REQUIREMENT. Format the lines of all the entries below as one numbered list, dropping any blank lines.

THE DATA.
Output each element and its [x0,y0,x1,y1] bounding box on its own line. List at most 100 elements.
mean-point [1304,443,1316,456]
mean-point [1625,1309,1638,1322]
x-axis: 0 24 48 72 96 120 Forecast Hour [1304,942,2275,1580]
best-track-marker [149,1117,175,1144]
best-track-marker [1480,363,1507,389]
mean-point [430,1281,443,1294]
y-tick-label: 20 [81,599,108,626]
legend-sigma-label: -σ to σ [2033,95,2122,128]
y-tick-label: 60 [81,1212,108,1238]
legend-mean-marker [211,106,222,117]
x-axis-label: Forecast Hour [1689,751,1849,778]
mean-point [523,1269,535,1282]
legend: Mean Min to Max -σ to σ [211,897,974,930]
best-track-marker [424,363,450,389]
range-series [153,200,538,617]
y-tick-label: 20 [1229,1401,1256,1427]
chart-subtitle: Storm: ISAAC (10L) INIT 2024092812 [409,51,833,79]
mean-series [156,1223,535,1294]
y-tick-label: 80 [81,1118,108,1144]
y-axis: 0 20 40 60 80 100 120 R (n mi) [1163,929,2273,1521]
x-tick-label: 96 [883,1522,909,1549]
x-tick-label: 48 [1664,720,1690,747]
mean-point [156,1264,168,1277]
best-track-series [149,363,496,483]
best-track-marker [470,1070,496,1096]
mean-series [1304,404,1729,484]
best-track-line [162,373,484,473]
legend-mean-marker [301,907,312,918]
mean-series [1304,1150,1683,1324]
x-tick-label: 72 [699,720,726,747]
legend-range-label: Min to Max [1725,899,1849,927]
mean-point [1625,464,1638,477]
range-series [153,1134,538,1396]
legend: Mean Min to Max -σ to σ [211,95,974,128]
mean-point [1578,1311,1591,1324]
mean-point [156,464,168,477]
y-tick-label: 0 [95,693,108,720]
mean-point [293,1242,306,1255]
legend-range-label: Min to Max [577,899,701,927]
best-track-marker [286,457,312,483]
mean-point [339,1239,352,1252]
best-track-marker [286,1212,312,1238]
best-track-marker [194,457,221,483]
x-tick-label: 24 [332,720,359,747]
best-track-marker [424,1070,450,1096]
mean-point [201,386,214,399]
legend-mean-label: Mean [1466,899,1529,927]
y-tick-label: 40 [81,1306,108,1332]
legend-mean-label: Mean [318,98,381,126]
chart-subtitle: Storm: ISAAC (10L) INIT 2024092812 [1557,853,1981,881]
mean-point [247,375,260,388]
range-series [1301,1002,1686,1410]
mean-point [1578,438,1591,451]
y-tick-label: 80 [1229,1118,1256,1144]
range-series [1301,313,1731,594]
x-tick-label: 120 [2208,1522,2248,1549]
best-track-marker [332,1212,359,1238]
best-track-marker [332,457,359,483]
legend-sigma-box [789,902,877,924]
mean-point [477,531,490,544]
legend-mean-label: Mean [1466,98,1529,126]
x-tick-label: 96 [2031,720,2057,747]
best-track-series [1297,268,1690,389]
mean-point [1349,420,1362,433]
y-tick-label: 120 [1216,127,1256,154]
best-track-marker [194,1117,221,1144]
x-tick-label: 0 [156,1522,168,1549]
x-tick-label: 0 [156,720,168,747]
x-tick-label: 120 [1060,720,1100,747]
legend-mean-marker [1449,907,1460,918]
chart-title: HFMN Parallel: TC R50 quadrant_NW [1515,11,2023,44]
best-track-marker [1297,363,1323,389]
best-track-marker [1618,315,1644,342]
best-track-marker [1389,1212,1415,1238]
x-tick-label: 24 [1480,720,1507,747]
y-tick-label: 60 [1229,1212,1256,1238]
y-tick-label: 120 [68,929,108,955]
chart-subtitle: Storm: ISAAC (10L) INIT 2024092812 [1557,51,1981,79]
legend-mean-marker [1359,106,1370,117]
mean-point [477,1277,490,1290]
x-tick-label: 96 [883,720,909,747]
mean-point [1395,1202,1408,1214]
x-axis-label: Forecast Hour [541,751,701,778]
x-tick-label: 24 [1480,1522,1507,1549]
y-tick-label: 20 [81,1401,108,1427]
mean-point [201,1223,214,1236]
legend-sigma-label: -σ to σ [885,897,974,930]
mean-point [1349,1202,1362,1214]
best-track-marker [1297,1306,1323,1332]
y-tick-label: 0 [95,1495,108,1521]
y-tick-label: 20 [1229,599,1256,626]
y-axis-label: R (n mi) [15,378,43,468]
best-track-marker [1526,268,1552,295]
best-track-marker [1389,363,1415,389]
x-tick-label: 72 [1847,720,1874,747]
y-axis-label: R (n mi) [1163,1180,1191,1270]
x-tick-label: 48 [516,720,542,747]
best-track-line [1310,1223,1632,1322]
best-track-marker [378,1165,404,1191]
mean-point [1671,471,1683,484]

TASK ANSWER.
1. Output each element and its [x0,y0,x1,y1] bounding box on its own line. List at most 100 elements.
2. mean-point [1304,443,1316,456]
3. mean-point [1625,1309,1638,1322]
4. x-axis: 0 24 48 72 96 120 Forecast Hour [1304,942,2275,1580]
5. best-track-marker [149,1117,175,1144]
6. best-track-marker [1480,363,1507,389]
7. mean-point [430,1281,443,1294]
8. y-tick-label: 20 [81,599,108,626]
9. legend-sigma-label: -σ to σ [2033,95,2122,128]
10. y-tick-label: 60 [81,1212,108,1238]
11. legend-mean-marker [211,106,222,117]
12. x-axis-label: Forecast Hour [1689,751,1849,778]
13. mean-point [523,1269,535,1282]
14. legend: Mean Min to Max -σ to σ [211,897,974,930]
15. best-track-marker [424,363,450,389]
16. range-series [153,200,538,617]
17. y-tick-label: 20 [1229,1401,1256,1427]
18. chart-subtitle: Storm: ISAAC (10L) INIT 2024092812 [409,51,833,79]
19. mean-series [156,1223,535,1294]
20. y-tick-label: 80 [81,1118,108,1144]
21. y-axis: 0 20 40 60 80 100 120 R (n mi) [1163,929,2273,1521]
22. x-tick-label: 96 [883,1522,909,1549]
23. x-tick-label: 48 [1664,720,1690,747]
24. mean-point [156,1264,168,1277]
25. best-track-series [149,363,496,483]
26. best-track-marker [470,1070,496,1096]
27. mean-series [1304,404,1729,484]
28. best-track-line [162,373,484,473]
29. legend-mean-marker [301,907,312,918]
30. mean-series [1304,1150,1683,1324]
31. x-tick-label: 72 [699,720,726,747]
32. legend-range-label: Min to Max [1725,899,1849,927]
33. mean-point [1625,464,1638,477]
34. range-series [153,1134,538,1396]
35. legend: Mean Min to Max -σ to σ [211,95,974,128]
36. mean-point [1578,1311,1591,1324]
37. mean-point [156,464,168,477]
38. y-tick-label: 0 [95,693,108,720]
39. mean-point [293,1242,306,1255]
40. legend-range-label: Min to Max [577,899,701,927]
41. best-track-marker [286,457,312,483]
42. mean-point [339,1239,352,1252]
43. best-track-marker [286,1212,312,1238]
44. best-track-marker [194,457,221,483]
45. x-tick-label: 24 [332,720,359,747]
46. best-track-marker [424,1070,450,1096]
47. mean-point [201,386,214,399]
48. legend-mean-label: Mean [1466,899,1529,927]
49. y-tick-label: 40 [81,1306,108,1332]
50. legend-mean-label: Mean [318,98,381,126]
51. chart-subtitle: Storm: ISAAC (10L) INIT 2024092812 [1557,853,1981,881]
52. mean-point [247,375,260,388]
53. range-series [1301,1002,1686,1410]
54. mean-point [1578,438,1591,451]
55. y-tick-label: 80 [1229,1118,1256,1144]
56. range-series [1301,313,1731,594]
57. x-tick-label: 120 [2208,1522,2248,1549]
58. best-track-marker [332,1212,359,1238]
59. best-track-marker [332,457,359,483]
60. legend-sigma-box [789,902,877,924]
61. mean-point [477,531,490,544]
62. legend-mean-label: Mean [1466,98,1529,126]
63. x-tick-label: 96 [2031,720,2057,747]
64. best-track-series [1297,268,1690,389]
65. mean-point [1349,420,1362,433]
66. y-tick-label: 120 [1216,127,1256,154]
67. best-track-marker [194,1117,221,1144]
68. x-tick-label: 0 [156,1522,168,1549]
69. x-tick-label: 0 [156,720,168,747]
70. x-tick-label: 120 [1060,720,1100,747]
71. legend-mean-marker [1449,907,1460,918]
72. chart-title: HFMN Parallel: TC R50 quadrant_NW [1515,11,2023,44]
73. best-track-marker [1297,363,1323,389]
74. best-track-marker [1618,315,1644,342]
75. best-track-marker [1389,1212,1415,1238]
76. x-tick-label: 24 [1480,720,1507,747]
77. y-tick-label: 60 [1229,1212,1256,1238]
78. y-tick-label: 120 [68,929,108,955]
79. chart-subtitle: Storm: ISAAC (10L) INIT 2024092812 [1557,51,1981,79]
80. legend-mean-marker [1359,106,1370,117]
81. mean-point [477,1277,490,1290]
82. x-tick-label: 96 [883,720,909,747]
83. mean-point [1395,1202,1408,1214]
84. x-axis-label: Forecast Hour [541,751,701,778]
85. x-tick-label: 24 [1480,1522,1507,1549]
86. y-tick-label: 20 [81,1401,108,1427]
87. mean-point [201,1223,214,1236]
88. legend-sigma-label: -σ to σ [885,897,974,930]
89. mean-point [1349,1202,1362,1214]
90. best-track-marker [1297,1306,1323,1332]
91. y-tick-label: 0 [95,1495,108,1521]
92. y-tick-label: 20 [1229,599,1256,626]
93. y-axis-label: R (n mi) [15,378,43,468]
94. best-track-marker [1526,268,1552,295]
95. best-track-marker [1389,363,1415,389]
96. x-tick-label: 72 [1847,720,1874,747]
97. y-axis-label: R (n mi) [1163,1180,1191,1270]
98. x-tick-label: 48 [516,720,542,747]
99. best-track-line [1310,1223,1632,1322]
100. best-track-marker [378,1165,404,1191]
101. mean-point [1671,471,1683,484]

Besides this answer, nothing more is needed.